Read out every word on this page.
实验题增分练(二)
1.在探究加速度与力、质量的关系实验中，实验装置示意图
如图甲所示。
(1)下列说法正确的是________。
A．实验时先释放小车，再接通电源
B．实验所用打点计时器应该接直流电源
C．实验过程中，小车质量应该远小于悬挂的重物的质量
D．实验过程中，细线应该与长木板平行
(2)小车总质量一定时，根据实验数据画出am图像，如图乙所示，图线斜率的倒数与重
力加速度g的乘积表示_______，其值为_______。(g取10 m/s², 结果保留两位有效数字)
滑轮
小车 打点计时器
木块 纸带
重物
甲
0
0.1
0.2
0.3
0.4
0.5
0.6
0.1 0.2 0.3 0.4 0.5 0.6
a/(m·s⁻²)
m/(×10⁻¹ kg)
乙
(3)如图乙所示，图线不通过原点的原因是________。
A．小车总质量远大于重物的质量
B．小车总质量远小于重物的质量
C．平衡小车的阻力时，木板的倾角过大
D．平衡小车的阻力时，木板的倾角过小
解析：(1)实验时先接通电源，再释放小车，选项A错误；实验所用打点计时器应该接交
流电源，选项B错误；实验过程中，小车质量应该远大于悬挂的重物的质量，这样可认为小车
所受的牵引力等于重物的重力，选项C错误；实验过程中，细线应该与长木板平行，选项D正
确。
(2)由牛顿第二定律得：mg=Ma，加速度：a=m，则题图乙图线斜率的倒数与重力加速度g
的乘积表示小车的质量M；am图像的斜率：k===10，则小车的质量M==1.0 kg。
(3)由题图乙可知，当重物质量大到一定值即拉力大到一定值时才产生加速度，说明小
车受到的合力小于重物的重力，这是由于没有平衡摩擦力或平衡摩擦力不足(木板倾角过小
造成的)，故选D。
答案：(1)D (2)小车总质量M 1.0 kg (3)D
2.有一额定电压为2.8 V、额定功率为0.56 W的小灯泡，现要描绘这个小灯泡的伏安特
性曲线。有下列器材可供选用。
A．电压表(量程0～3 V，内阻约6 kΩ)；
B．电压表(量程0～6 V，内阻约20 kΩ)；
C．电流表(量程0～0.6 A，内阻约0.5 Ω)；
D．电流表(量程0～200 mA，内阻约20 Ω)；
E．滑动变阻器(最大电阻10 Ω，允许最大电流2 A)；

====

From the data above, copy out every line with the string "如图乙所示" in it.

▶ SOLVED EXERCISE
(2)小车总质量一定时，根据实验数据画出am图像，如图乙所示，图线斜率的倒数与重
(3)如图乙所示，图线不通过原点的原因是________。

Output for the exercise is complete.